** start Data for this task **

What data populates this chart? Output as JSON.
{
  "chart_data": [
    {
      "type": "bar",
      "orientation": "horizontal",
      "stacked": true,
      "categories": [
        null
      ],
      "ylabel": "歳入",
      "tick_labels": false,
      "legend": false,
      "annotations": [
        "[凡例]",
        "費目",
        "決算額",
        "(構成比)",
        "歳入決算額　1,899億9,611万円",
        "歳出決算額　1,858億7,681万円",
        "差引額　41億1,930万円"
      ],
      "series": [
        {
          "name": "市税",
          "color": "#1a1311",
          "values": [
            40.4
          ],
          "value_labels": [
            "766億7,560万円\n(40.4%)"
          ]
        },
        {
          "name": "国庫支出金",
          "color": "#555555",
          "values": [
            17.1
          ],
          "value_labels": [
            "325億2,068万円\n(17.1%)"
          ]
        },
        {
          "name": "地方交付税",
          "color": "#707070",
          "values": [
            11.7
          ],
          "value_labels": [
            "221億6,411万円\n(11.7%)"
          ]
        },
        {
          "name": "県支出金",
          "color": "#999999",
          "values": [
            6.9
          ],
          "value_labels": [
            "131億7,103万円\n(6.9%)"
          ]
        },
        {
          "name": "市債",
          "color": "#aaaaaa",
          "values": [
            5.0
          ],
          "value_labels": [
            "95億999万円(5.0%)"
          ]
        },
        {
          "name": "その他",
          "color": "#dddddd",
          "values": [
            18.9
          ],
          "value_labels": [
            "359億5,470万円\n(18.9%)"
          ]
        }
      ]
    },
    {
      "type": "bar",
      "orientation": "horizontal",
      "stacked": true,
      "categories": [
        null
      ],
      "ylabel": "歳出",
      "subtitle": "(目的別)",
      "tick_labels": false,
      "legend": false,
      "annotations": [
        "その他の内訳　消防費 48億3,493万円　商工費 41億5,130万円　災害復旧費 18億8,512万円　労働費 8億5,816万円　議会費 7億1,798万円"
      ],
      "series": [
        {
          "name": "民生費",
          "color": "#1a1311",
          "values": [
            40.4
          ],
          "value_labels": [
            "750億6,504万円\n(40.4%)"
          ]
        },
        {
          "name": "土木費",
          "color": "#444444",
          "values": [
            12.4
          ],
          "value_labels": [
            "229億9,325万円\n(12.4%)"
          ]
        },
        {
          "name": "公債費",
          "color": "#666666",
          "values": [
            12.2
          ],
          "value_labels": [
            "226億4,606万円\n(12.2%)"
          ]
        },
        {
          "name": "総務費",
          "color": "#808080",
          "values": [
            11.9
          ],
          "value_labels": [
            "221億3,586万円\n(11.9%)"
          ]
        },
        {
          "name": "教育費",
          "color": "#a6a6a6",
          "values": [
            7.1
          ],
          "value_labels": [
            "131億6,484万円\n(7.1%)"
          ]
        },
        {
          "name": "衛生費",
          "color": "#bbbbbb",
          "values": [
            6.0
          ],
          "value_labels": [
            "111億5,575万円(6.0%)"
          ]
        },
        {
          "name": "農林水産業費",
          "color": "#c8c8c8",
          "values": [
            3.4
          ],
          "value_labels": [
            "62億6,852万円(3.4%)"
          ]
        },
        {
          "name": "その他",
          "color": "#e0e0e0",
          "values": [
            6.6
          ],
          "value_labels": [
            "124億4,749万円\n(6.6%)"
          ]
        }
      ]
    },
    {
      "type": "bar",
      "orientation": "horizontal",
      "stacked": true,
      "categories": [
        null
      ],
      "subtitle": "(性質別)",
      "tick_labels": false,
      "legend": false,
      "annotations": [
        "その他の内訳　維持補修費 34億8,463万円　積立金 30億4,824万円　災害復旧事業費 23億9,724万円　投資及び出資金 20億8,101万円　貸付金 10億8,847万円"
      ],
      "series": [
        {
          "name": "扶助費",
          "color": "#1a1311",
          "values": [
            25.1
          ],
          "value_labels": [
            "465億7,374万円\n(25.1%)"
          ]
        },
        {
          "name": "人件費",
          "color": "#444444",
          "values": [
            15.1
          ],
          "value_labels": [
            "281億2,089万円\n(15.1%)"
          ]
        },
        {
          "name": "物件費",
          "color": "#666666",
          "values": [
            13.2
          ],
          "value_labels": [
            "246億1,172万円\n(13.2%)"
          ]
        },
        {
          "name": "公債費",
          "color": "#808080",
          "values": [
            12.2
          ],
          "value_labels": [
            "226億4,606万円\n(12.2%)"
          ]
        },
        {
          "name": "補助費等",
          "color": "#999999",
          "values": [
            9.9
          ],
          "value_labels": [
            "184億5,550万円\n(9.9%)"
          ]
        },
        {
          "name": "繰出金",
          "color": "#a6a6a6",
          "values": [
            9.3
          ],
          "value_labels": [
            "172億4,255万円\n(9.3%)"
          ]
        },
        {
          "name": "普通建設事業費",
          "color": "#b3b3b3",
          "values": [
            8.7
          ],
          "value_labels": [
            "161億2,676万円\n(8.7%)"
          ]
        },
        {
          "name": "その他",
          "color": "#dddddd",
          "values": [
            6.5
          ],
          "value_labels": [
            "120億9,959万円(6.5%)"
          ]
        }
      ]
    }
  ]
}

** end Data for this task **

Without omitting anything, output the entries exactly.

What data populates this chart? Output as JSON.
{
  "chart_data": [
    {
      "type": "bar",
      "orientation": "horizontal",
      "stacked": true,
      "categories": [
        null
      ],
      "ylabel": "歳入",
      "tick_labels": false,
      "legend": false,
      "annotations": [
        "[凡例]",
        "費目",
        "決算額",
        "(構成比)",
        "歳入決算額　1,899億9,611万円",
        "歳出決算額　1,858億7,681万円",
        "差引額　41億1,930万円"
      ],
      "series": [
        {
          "name": "市税",
          "color": "#1a1311",
          "values": [
            40.4
          ],
          "value_labels": [
            "766億7,560万円\n(40.4%)"
          ]
        },
        {
          "name": "国庫支出金",
          "color": "#555555",
          "values": [
            17.1
          ],
          "value_labels": [
            "325億2,068万円\n(17.1%)"
          ]
        },
        {
          "name": "地方交付税",
          "color": "#707070",
          "values": [
            11.7
          ],
          "value_labels": [
            "221億6,411万円\n(11.7%)"
          ]
        },
        {
          "name": "県支出金",
          "color": "#999999",
          "values": [
            6.9
          ],
          "value_labels": [
            "131億7,103万円\n(6.9%)"
          ]
        },
        {
          "name": "市債",
          "color": "#aaaaaa",
          "values": [
            5.0
          ],
          "value_labels": [
            "95億999万円(5.0%)"
          ]
        },
        {
          "name": "その他",
          "color": "#dddddd",
          "values": [
            18.9
          ],
          "value_labels": [
            "359億5,470万円\n(18.9%)"
          ]
        }
      ]
    },
    {
      "type": "bar",
      "orientation": "horizontal",
      "stacked": true,
      "categories": [
        null
      ],
      "ylabel": "歳出",
      "subtitle": "(目的別)",
      "tick_labels": false,
      "legend": false,
      "annotations": [
        "その他の内訳　消防費 48億3,493万円　商工費 41億5,130万円　災害復旧費 18億8,512万円　労働費 8億5,816万円　議会費 7億1,798万円"
      ],
      "series": [
        {
          "name": "民生費",
          "color": "#1a1311",
          "values": [
            40.4
          ],
          "value_labels": [
            "750億6,504万円\n(40.4%)"
          ]
        },
        {
          "name": "土木費",
          "color": "#444444",
          "values": [
            12.4
          ],
          "value_labels": [
            "229億9,325万円\n(12.4%)"
          ]
        },
        {
          "name": "公債費",
          "color": "#666666",
          "values": [
            12.2
          ],
          "value_labels": [
            "226億4,606万円\n(12.2%)"
          ]
        },
        {
          "name": "総務費",
          "color": "#808080",
          "values": [
            11.9
          ],
          "value_labels": [
            "221億3,586万円\n(11.9%)"
          ]
        },
        {
          "name": "教育費",
          "color": "#a6a6a6",
          "values": [
            7.1
          ],
          "value_labels": [
            "131億6,484万円\n(7.1%)"
          ]
        },
        {
          "name": "衛生費",
          "color": "#bbbbbb",
          "values": [
            6.0
          ],
          "value_labels": [
            "111億5,575万円(6.0%)"
          ]
        },
        {
          "name": "農林水産業費",
          "color": "#c8c8c8",
          "values": [
            3.4
          ],
          "value_labels": [
            "62億6,852万円(3.4%)"
          ]
        },
        {
          "name": "その他",
          "color": "#e0e0e0",
          "values": [
            6.6
          ],
          "value_labels": [
            "124億4,749万円\n(6.6%)"
          ]
        }
      ]
    },
    {
      "type": "bar",
      "orientation": "horizontal",
      "stacked": true,
      "categories": [
        null
      ],
      "subtitle": "(性質別)",
      "tick_labels": false,
      "legend": false,
      "annotations": [
        "その他の内訳　維持補修費 34億8,463万円　積立金 30億4,824万円　災害復旧事業費 23億9,724万円　投資及び出資金 20億8,101万円　貸付金 10億8,847万円"
      ],
      "series": [
        {
          "name": "扶助費",
          "color": "#1a1311",
          "values": [
            25.1
          ],
          "value_labels": [
            "465億7,374万円\n(25.1%)"
          ]
        },
        {
          "name": "人件費",
          "color": "#444444",
          "values": [
            15.1
          ],
          "value_labels": [
            "281億2,089万円\n(15.1%)"
          ]
        },
        {
          "name": "物件費",
          "color": "#666666",
          "values": [
            13.2
          ],
          "value_labels": [
            "246億1,172万円\n(13.2%)"
          ]
        },
        {
          "name": "公債費",
          "color": "#808080",
          "values": [
            12.2
          ],
          "value_labels": [
            "226億4,606万円\n(12.2%)"
          ]
        },
        {
          "name": "補助費等",
          "color": "#999999",
          "values": [
            9.9
          ],
          "value_labels": [
            "184億5,550万円\n(9.9%)"
          ]
        },
        {
          "name": "繰出金",
          "color": "#a6a6a6",
          "values": [
            9.3
          ],
          "value_labels": [
            "172億4,255万円\n(9.3%)"
          ]
        },
        {
          "name": "普通建設事業費",
          "color": "#b3b3b3",
          "values": [
            8.7
          ],
          "value_labels": [
            "161億2,676万円\n(8.7%)"
          ]
        },
        {
          "name": "その他",
          "color": "#dddddd",
          "values": [
            6.5
          ],
          "value_labels": [
            "120億9,959万円(6.5%)"
          ]
        }
      ]
    }
  ]
}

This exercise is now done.